◆ **WHAT NEEDS TO BE DONE**
Check each line below for the word "Rank", and copy those that have it.
_ _ _
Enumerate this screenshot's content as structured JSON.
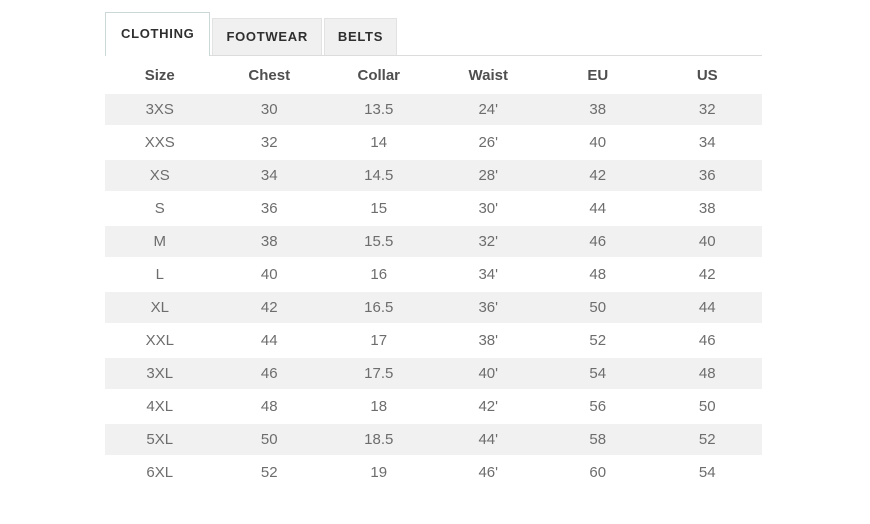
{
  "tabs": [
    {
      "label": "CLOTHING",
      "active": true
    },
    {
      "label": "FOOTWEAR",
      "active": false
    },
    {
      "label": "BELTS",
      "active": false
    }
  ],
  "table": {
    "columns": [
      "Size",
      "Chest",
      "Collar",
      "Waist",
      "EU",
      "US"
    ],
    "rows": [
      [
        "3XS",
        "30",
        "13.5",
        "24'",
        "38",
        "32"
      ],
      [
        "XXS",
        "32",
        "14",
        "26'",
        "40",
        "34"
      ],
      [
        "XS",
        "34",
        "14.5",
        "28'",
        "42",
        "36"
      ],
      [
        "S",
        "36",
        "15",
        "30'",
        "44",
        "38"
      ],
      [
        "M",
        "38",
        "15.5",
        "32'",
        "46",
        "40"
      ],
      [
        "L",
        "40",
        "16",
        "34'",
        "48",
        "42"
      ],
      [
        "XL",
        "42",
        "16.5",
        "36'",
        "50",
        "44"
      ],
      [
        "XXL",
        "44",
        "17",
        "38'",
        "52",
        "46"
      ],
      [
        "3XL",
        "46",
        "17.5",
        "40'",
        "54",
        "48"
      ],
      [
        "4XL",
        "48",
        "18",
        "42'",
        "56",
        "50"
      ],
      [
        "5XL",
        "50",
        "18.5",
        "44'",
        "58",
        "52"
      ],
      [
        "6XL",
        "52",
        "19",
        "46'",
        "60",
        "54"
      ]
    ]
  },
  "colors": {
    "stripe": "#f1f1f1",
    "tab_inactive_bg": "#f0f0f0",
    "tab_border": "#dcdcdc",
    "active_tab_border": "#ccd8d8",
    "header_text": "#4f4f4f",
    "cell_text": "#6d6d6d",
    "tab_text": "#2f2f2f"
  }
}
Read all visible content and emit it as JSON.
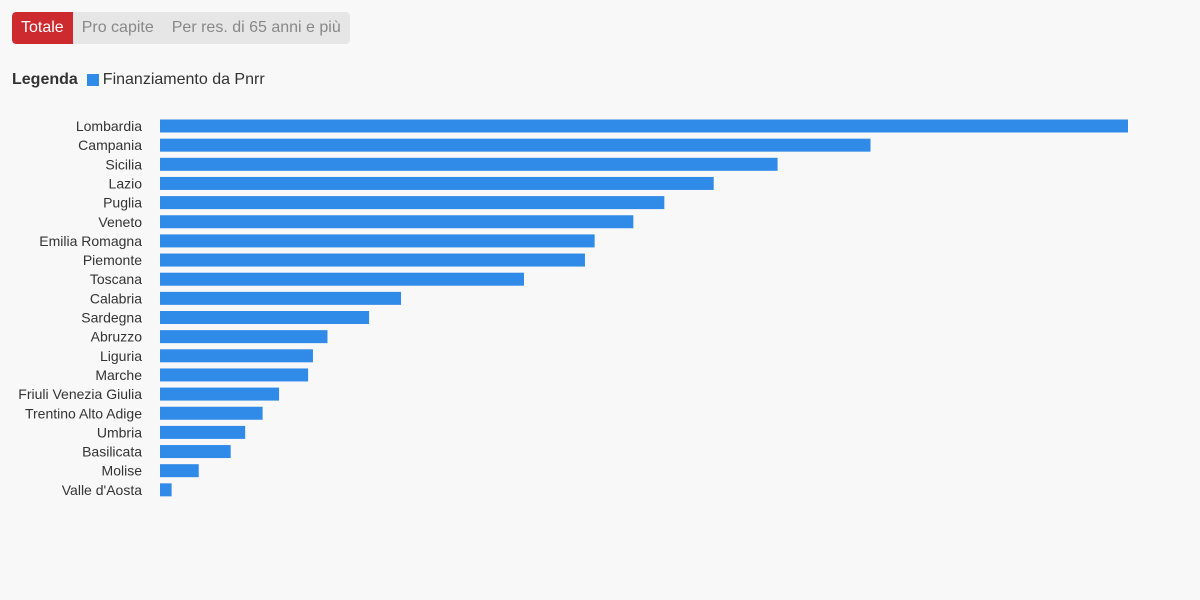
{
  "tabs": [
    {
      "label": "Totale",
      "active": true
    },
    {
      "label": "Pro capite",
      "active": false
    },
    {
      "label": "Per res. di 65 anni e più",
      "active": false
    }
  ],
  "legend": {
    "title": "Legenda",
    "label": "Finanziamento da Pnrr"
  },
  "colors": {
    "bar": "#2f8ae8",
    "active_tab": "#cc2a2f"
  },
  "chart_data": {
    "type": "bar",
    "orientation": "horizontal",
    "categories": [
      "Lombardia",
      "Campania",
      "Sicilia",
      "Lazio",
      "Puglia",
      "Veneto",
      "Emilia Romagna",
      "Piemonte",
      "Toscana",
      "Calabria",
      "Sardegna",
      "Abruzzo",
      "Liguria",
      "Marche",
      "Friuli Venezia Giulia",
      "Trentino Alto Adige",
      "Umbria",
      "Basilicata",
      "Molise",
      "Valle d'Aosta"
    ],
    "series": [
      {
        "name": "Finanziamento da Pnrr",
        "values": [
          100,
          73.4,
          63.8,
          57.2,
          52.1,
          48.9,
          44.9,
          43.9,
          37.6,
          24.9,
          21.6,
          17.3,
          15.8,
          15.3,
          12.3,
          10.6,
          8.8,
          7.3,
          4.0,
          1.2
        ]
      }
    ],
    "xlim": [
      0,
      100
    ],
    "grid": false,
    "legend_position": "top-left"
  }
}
_ _ _
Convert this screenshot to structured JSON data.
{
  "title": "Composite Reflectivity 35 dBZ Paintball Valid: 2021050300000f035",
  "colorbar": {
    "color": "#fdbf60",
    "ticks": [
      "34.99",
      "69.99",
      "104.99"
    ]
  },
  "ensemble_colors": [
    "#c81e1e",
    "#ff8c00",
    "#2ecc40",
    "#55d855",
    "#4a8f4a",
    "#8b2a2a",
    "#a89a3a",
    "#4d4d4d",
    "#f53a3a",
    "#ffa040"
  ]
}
_ _ _
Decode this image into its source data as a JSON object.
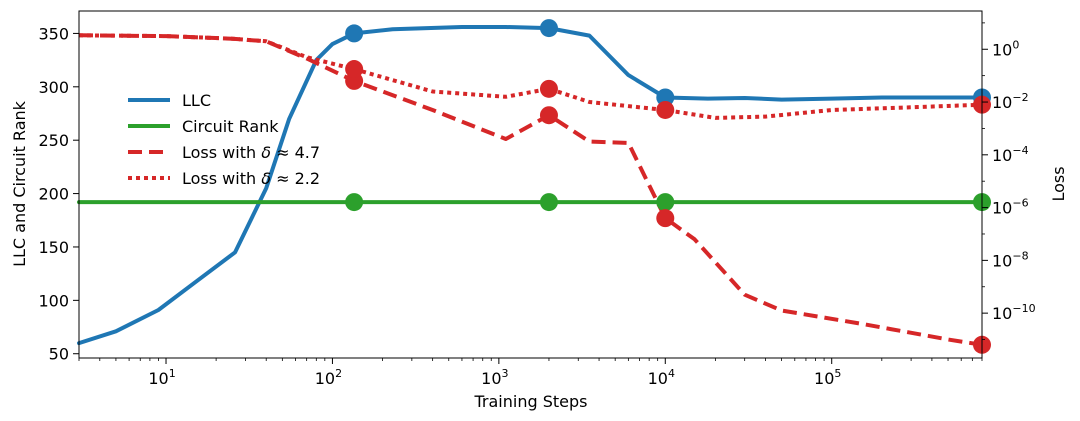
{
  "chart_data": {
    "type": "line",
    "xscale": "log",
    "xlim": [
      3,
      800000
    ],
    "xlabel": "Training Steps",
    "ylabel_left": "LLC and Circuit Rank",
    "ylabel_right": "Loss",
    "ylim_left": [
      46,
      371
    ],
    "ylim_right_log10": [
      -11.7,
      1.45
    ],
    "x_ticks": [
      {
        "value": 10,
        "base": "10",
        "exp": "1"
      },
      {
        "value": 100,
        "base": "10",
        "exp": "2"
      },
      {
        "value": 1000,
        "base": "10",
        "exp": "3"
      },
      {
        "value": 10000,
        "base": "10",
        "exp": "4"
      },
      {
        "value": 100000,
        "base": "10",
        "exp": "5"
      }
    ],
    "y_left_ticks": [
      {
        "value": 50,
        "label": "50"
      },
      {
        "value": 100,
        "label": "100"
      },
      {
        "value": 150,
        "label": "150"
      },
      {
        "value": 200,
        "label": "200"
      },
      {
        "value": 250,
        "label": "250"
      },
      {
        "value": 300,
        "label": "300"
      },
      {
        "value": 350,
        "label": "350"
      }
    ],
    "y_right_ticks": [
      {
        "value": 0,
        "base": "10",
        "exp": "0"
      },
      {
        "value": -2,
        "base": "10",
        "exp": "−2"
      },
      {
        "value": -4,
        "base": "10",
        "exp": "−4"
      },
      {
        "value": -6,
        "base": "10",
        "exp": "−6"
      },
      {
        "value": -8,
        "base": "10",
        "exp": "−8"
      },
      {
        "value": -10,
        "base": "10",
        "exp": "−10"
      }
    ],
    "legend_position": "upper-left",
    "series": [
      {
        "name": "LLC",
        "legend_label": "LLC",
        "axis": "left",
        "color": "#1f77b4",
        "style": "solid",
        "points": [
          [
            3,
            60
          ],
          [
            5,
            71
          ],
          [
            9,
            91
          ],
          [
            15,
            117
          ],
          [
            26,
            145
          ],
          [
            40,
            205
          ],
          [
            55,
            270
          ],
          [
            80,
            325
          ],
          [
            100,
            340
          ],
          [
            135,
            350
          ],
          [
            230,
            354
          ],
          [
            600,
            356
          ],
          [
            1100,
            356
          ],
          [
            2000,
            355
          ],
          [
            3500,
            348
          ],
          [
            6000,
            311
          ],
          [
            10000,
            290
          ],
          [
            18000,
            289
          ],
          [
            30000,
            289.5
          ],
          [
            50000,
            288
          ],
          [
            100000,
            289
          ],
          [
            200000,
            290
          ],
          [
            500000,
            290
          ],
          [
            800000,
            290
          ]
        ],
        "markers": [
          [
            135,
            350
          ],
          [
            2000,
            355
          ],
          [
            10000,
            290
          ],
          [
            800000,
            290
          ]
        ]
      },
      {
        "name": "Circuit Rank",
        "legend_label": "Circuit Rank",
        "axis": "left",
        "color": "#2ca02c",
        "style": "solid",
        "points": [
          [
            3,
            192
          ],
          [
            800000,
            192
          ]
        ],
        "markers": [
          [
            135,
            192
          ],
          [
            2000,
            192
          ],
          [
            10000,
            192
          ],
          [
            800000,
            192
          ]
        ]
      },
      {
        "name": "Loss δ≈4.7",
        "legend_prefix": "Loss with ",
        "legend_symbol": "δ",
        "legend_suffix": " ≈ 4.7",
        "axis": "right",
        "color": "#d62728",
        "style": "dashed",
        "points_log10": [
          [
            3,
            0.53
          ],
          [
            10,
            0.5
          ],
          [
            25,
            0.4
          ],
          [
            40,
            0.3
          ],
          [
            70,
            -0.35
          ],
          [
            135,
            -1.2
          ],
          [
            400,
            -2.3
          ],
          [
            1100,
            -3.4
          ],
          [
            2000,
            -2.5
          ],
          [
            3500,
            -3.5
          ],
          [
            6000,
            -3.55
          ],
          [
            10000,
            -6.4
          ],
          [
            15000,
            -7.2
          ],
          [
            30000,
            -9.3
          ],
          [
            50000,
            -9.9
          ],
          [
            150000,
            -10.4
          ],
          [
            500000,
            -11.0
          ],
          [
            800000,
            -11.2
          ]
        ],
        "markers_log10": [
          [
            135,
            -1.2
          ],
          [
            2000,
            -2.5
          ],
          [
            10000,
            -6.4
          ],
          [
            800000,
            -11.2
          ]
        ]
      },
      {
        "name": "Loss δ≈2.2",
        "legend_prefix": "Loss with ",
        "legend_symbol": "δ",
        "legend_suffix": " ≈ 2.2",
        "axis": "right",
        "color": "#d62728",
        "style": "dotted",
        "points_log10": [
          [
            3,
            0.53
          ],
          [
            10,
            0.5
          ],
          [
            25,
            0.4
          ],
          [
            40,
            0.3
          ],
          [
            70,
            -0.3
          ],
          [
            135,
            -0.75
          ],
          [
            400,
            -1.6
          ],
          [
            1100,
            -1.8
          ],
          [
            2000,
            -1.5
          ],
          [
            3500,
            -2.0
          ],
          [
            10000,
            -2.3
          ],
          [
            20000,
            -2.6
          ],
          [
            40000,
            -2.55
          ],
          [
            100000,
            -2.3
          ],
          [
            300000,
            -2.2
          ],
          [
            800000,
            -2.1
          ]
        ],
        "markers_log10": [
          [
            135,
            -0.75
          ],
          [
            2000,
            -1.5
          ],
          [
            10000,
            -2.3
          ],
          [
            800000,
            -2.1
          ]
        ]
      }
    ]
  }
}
_ _ _
◆ **THE REPLY**
    "ylabel_left": "LLC and Circuit Rank",
        "name": "Circuit Rank",
        "legend_label": "Circuit Rank",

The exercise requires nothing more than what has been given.